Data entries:
** BEGIN **

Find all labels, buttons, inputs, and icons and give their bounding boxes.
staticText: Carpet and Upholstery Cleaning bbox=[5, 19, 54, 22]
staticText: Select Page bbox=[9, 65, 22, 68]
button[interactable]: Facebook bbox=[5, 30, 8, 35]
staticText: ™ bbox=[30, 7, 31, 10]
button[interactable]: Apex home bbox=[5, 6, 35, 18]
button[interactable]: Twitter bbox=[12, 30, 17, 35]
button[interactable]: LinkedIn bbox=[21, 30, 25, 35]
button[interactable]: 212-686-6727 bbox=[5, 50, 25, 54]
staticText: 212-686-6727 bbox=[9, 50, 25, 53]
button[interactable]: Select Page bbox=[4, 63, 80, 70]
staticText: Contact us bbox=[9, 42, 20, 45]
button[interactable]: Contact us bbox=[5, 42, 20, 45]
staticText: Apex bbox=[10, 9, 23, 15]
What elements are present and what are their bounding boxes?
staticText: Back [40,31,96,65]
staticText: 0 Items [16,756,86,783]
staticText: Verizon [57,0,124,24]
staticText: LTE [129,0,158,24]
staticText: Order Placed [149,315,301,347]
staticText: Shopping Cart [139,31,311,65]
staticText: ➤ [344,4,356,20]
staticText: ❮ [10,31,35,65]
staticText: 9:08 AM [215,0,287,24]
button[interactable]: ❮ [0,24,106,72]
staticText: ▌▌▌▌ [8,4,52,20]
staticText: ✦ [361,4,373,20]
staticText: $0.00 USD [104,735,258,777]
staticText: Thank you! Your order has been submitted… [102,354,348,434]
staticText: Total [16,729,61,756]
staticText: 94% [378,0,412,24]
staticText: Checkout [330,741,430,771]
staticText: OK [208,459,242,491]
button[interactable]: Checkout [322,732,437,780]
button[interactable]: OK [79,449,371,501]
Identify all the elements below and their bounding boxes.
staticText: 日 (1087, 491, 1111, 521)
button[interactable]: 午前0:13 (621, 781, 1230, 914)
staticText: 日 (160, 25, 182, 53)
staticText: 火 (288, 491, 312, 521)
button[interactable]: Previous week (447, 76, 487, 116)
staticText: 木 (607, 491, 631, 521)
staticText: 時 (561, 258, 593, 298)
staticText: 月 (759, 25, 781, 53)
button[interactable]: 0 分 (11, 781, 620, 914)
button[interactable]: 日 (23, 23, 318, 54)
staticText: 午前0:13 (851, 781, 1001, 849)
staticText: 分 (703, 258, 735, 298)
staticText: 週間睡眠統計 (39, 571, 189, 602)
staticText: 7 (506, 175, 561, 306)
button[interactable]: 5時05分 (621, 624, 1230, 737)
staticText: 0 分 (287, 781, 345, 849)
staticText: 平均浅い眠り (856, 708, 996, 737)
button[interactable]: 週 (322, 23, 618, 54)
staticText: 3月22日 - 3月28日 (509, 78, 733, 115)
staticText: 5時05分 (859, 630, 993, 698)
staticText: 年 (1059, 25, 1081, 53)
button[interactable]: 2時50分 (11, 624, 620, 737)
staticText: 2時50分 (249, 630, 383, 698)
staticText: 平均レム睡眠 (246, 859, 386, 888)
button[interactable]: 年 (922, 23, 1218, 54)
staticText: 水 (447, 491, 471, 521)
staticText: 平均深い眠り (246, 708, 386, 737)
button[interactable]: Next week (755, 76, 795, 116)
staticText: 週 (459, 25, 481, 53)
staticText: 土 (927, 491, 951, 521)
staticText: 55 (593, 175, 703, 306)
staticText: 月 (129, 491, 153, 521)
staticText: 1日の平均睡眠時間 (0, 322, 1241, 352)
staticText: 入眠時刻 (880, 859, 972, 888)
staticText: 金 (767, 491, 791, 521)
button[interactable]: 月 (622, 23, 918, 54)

** END **

◆ Goal of the exercise:
Which lines in the data entries above contain the string "Checkout"? Pick out each of them, treating uppercase and lowercase letters as different.

◆ Result of this task:
staticText: Checkout [330,741,430,771]
button[interactable]: Checkout [322,732,437,780]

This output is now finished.